### What this task involves:
Copy out every line of the material below word for word, leaving out the pictures.

### Data rows:
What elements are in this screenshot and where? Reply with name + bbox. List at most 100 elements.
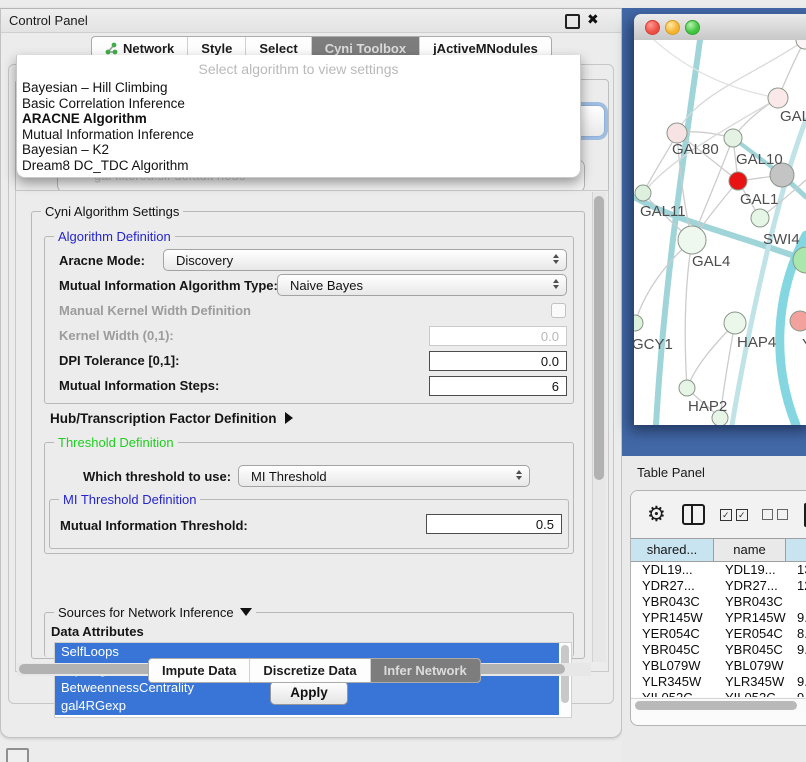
mi-threshold-definition-group: MI Threshold Definition Mutual Informati… (49, 499, 569, 549)
tab-label: Style (201, 41, 232, 56)
network-canvas[interactable]: GALGAL80GAL10GAL1GAL11SWI4GAL4GCY1YHAP4H… (634, 40, 806, 425)
table-body: YDL19...YDL19...13YDR27...YDR27...12YBR0… (631, 562, 806, 697)
hub-transcription-label: Hub/Transcription Factor Definition (50, 411, 277, 426)
table-row[interactable]: YBR045CYBR045C9. (631, 642, 806, 658)
network-node-GCY1[interactable] (634, 315, 643, 331)
mi-algorithm-type-combobox[interactable]: Naive Bayes (277, 274, 567, 296)
tab-impute-data[interactable]: Impute Data (149, 659, 250, 682)
table-panel-area: Table Panel ⚙ ✓✓ shared...name YDL19...Y… (622, 456, 806, 762)
sources-title: Sources for Network Inference (54, 605, 256, 620)
network-node-GAL1[interactable] (729, 172, 747, 190)
bottom-tabbar: Impute Data Discretize Data Infer Network (148, 658, 481, 683)
network-node-label: HAP2 (688, 398, 727, 415)
network-node-HAP4[interactable] (724, 312, 746, 334)
settings-vertical-scrollbar[interactable] (592, 192, 606, 662)
mi-threshold-field[interactable]: 0.5 (426, 514, 562, 534)
tab-label: Impute Data (162, 663, 236, 678)
dpi-tolerance-label: DPI Tolerance [0,1]: (59, 353, 179, 368)
hub-transcription-expander[interactable]: Hub/Transcription Factor Definition (50, 411, 293, 426)
algorithm-option[interactable]: Bayesian – Hill Climbing (17, 80, 580, 96)
close-icon[interactable]: ✖ (587, 11, 599, 28)
table-row[interactable]: YPR145WYPR145W9. (631, 610, 806, 626)
collapse-arrow-icon[interactable] (240, 608, 252, 616)
manual-kernel-width-checkbox[interactable] (551, 303, 566, 318)
gear-icon[interactable]: ⚙ (647, 502, 666, 527)
algorithm-option[interactable]: Basic Correlation Inference (17, 96, 580, 112)
network-window: GALGAL80GAL10GAL1GAL11SWI4GAL4GCY1YHAP4H… (634, 14, 806, 425)
mi-steps-field[interactable]: 6 (429, 376, 567, 396)
network-node-salmon-node[interactable] (790, 311, 806, 331)
table-row[interactable]: YBL079WYBL079W (631, 658, 806, 674)
combo-stepper-icon (553, 279, 559, 289)
table-cell: 9. (786, 642, 806, 658)
screen: Control Panel ✖ NetworkStyleSelectCyni T… (0, 0, 806, 762)
minimize-traffic-light-icon[interactable] (665, 20, 680, 35)
column-header[interactable] (786, 538, 806, 562)
cyni-algorithm-settings-group: Cyni Algorithm Settings Algorithm Defini… (31, 211, 585, 659)
table-row[interactable]: YDR27...YDR27...12 (631, 578, 806, 594)
algorithm-definition-title: Algorithm Definition (54, 229, 175, 244)
network-node-GAL11[interactable] (635, 185, 651, 201)
which-threshold-combobox[interactable]: MI Threshold (238, 465, 530, 487)
network-node-node-top[interactable] (796, 40, 806, 49)
table-cell: YBL079W (714, 658, 786, 674)
zoom-traffic-light-icon[interactable] (685, 20, 700, 35)
algorithm-option[interactable]: Bayesian – K2 (17, 142, 580, 158)
table-horizontal-scrollbar[interactable] (631, 698, 806, 713)
network-node-GAL80[interactable] (667, 123, 687, 143)
cyni-algorithm-settings-title: Cyni Algorithm Settings (41, 204, 183, 219)
table-cell: YER054C (714, 626, 786, 642)
table-row[interactable]: YER054CYER054C8. (631, 626, 806, 642)
network-edge (685, 240, 692, 388)
control-panel-title: Control Panel (9, 13, 88, 28)
apply-button[interactable]: Apply (270, 681, 348, 705)
network-node-GAL10[interactable] (724, 129, 742, 147)
table-cell: 9. (786, 674, 806, 690)
table-cell: YDL19... (631, 562, 714, 578)
threshold-definition-title: Threshold Definition (54, 435, 178, 450)
list-scrollbar[interactable] (559, 643, 571, 717)
network-node-label: GAL11 (640, 203, 686, 220)
table-cell: YLR345W (714, 674, 786, 690)
table-hscroll-thumb[interactable] (635, 701, 797, 710)
table-row[interactable]: YIL052CYIL052C9 (631, 690, 806, 697)
column-header[interactable]: shared... (631, 538, 714, 562)
table-cell: YBR045C (631, 642, 714, 658)
select-all-columns-icon[interactable]: ✓✓ (720, 509, 748, 521)
table-panel-title: Table Panel (637, 465, 705, 480)
table-cell: YIL052C (714, 690, 786, 697)
table-cell: YBR043C (714, 594, 786, 610)
table-row[interactable]: YBR043CYBR043C (631, 594, 806, 610)
network-node-label: GAL1 (740, 191, 778, 208)
table-cell: YBR043C (631, 594, 714, 610)
table-cell: YPR145W (631, 610, 714, 626)
table-cell (786, 594, 806, 610)
algorithm-option[interactable]: Mutual Information Inference (17, 127, 580, 143)
table-cell: 8. (786, 626, 806, 642)
settings-vscroll-thumb[interactable] (594, 196, 604, 480)
docked-panel-icon[interactable] (6, 748, 29, 762)
table-cell: 12 (786, 578, 806, 594)
tab-infer-network[interactable]: Infer Network (371, 659, 480, 682)
tab-label: Infer Network (384, 663, 467, 678)
tab-discretize-data[interactable]: Discretize Data (250, 659, 370, 682)
deselect-all-columns-icon[interactable] (762, 509, 788, 520)
network-node-label: GCY1 (634, 336, 673, 353)
algorithm-option[interactable]: Dream8 DC_TDC Algorithm (17, 158, 580, 174)
float-window-icon[interactable] (565, 14, 580, 29)
threshold-definition-group: Threshold Definition Which threshold to … (44, 442, 574, 554)
dpi-tolerance-field[interactable]: 0.0 (429, 351, 567, 371)
network-node-label: GAL80 (672, 141, 719, 158)
show-columns-icon[interactable] (682, 504, 705, 525)
table-row[interactable]: YDL19...YDL19...13 (631, 562, 806, 578)
table-row[interactable]: YLR345WYLR345W9. (631, 674, 806, 690)
tab-label: Network (123, 41, 174, 56)
network-node-GAL-partial[interactable] (768, 88, 788, 108)
column-header[interactable]: name (714, 538, 786, 562)
network-node-GAL4[interactable] (678, 226, 706, 254)
aracne-mode-combobox[interactable]: Discovery (163, 249, 567, 271)
close-traffic-light-icon[interactable] (645, 20, 660, 35)
algorithm-option[interactable]: ARACNE Algorithm (17, 111, 580, 127)
network-node-SWI4[interactable] (751, 209, 769, 227)
network-node-HAP2[interactable] (679, 380, 695, 396)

### Output of the exercise:
What elements are in this screenshot and where? Reply with name + bbox. List at most 100 elements.
mi-threshold-definition-group: MI Threshold Definition Mutual Informati… (49, 499, 569, 549)
tab-label: Style (201, 41, 232, 56)
network-canvas[interactable]: GALGAL80GAL10GAL1GAL11SWI4GAL4GCY1YHAP4H… (634, 40, 806, 425)
table-body: YDL19...YDL19...13YDR27...YDR27...12YBR0… (631, 562, 806, 697)
hub-transcription-label: Hub/Transcription Factor Definition (50, 411, 277, 426)
table-row[interactable]: YBR045CYBR045C9. (631, 642, 806, 658)
network-node-GCY1[interactable] (634, 315, 643, 331)
mi-algorithm-type-combobox[interactable]: Naive Bayes (277, 274, 567, 296)
tab-impute-data[interactable]: Impute Data (149, 659, 250, 682)
table-panel-area: Table Panel ⚙ ✓✓ shared...name YDL19...Y… (622, 456, 806, 762)
sources-title: Sources for Network Inference (54, 605, 256, 620)
network-node-GAL1[interactable] (729, 172, 747, 190)
bottom-tabbar: Impute Data Discretize Data Infer Network (148, 658, 481, 683)
network-node-label: HAP2 (688, 398, 727, 415)
network-node-HAP4[interactable] (724, 312, 746, 334)
settings-vertical-scrollbar[interactable] (592, 192, 606, 662)
mi-threshold-field[interactable]: 0.5 (426, 514, 562, 534)
tab-label: Impute Data (162, 663, 236, 678)
dpi-tolerance-label: DPI Tolerance [0,1]: (59, 353, 179, 368)
hub-transcription-expander[interactable]: Hub/Transcription Factor Definition (50, 411, 293, 426)
algorithm-option[interactable]: Bayesian – Hill Climbing (17, 80, 580, 96)
close-icon[interactable]: ✖ (587, 11, 599, 28)
table-row[interactable]: YPR145WYPR145W9. (631, 610, 806, 626)
collapse-arrow-icon[interactable] (240, 608, 252, 616)
manual-kernel-width-checkbox[interactable] (551, 303, 566, 318)
gear-icon[interactable]: ⚙ (647, 502, 666, 527)
algorithm-option[interactable]: Basic Correlation Inference (17, 96, 580, 112)
network-window: GALGAL80GAL10GAL1GAL11SWI4GAL4GCY1YHAP4H… (634, 14, 806, 425)
mi-steps-field[interactable]: 6 (429, 376, 567, 396)
network-node-salmon-node[interactable] (790, 311, 806, 331)
table-row[interactable]: YBL079WYBL079W (631, 658, 806, 674)
combo-stepper-icon (553, 279, 559, 289)
table-cell: 9. (786, 642, 806, 658)
screen: Control Panel ✖ NetworkStyleSelectCyni T… (0, 0, 806, 762)
minimize-traffic-light-icon[interactable] (665, 20, 680, 35)
column-header[interactable] (786, 538, 806, 562)
cyni-algorithm-settings-group: Cyni Algorithm Settings Algorithm Defini… (31, 211, 585, 659)
table-row[interactable]: YDR27...YDR27...12 (631, 578, 806, 594)
algorithm-definition-title: Algorithm Definition (54, 229, 175, 244)
network-node-GAL11[interactable] (635, 185, 651, 201)
which-threshold-combobox[interactable]: MI Threshold (238, 465, 530, 487)
network-node-node-top[interactable] (796, 40, 806, 49)
table-cell: YBL079W (714, 658, 786, 674)
zoom-traffic-light-icon[interactable] (685, 20, 700, 35)
algorithm-option[interactable]: Bayesian – K2 (17, 142, 580, 158)
table-horizontal-scrollbar[interactable] (631, 698, 806, 713)
network-node-GAL80[interactable] (667, 123, 687, 143)
cyni-algorithm-settings-title: Cyni Algorithm Settings (41, 204, 183, 219)
table-cell: YER054C (714, 626, 786, 642)
table-row[interactable]: YER054CYER054C8. (631, 626, 806, 642)
network-edge (685, 240, 692, 388)
control-panel-title: Control Panel (9, 13, 88, 28)
apply-button[interactable]: Apply (270, 681, 348, 705)
network-node-GAL10[interactable] (724, 129, 742, 147)
table-cell: 9. (786, 674, 806, 690)
table-cell: YDL19... (631, 562, 714, 578)
threshold-definition-title: Threshold Definition (54, 435, 178, 450)
list-scrollbar[interactable] (559, 643, 571, 717)
network-node-label: GAL11 (640, 203, 686, 220)
table-cell: YLR345W (714, 674, 786, 690)
table-hscroll-thumb[interactable] (635, 701, 797, 710)
table-row[interactable]: YIL052CYIL052C9 (631, 690, 806, 697)
column-header[interactable]: shared... (631, 538, 714, 562)
table-cell: YBR045C (631, 642, 714, 658)
select-all-columns-icon[interactable]: ✓✓ (720, 509, 748, 521)
table-panel-title: Table Panel (637, 465, 705, 480)
table-cell: YIL052C (714, 690, 786, 697)
table-cell: YBR043C (714, 594, 786, 610)
table-row[interactable]: YBR043CYBR043C (631, 594, 806, 610)
network-node-label: GAL1 (740, 191, 778, 208)
table-cell: YBR043C (631, 594, 714, 610)
table-cell: YPR145W (631, 610, 714, 626)
table-cell (786, 594, 806, 610)
algorithm-option[interactable]: Mutual Information Inference (17, 127, 580, 143)
table-cell: 8. (786, 626, 806, 642)
settings-vscroll-thumb[interactable] (594, 196, 604, 480)
docked-panel-icon[interactable] (6, 748, 29, 762)
table-cell: 12 (786, 578, 806, 594)
tab-infer-network[interactable]: Infer Network (371, 659, 480, 682)
tab-label: Infer Network (384, 663, 467, 678)
tab-discretize-data[interactable]: Discretize Data (250, 659, 370, 682)
deselect-all-columns-icon[interactable] (762, 509, 788, 520)
network-node-label: GCY1 (634, 336, 673, 353)
algorithm-option[interactable]: Dream8 DC_TDC Algorithm (17, 158, 580, 174)
float-window-icon[interactable] (565, 14, 580, 29)
threshold-definition-group: Threshold Definition Which threshold to … (44, 442, 574, 554)
dpi-tolerance-field[interactable]: 0.0 (429, 351, 567, 371)
network-node-label: GAL80 (672, 141, 719, 158)
show-columns-icon[interactable] (682, 504, 705, 525)
table-row[interactable]: YDL19...YDL19...13 (631, 562, 806, 578)
table-row[interactable]: YLR345WYLR345W9. (631, 674, 806, 690)
tab-label: Network (123, 41, 174, 56)
network-node-GAL-partial[interactable] (768, 88, 788, 108)
column-header[interactable]: name (714, 538, 786, 562)
network-node-GAL4[interactable] (678, 226, 706, 254)
aracne-mode-combobox[interactable]: Discovery (163, 249, 567, 271)
close-traffic-light-icon[interactable] (645, 20, 660, 35)
algorithm-option[interactable]: ARACNE Algorithm (17, 111, 580, 127)
network-node-SWI4[interactable] (751, 209, 769, 227)
network-node-HAP2[interactable] (679, 380, 695, 396)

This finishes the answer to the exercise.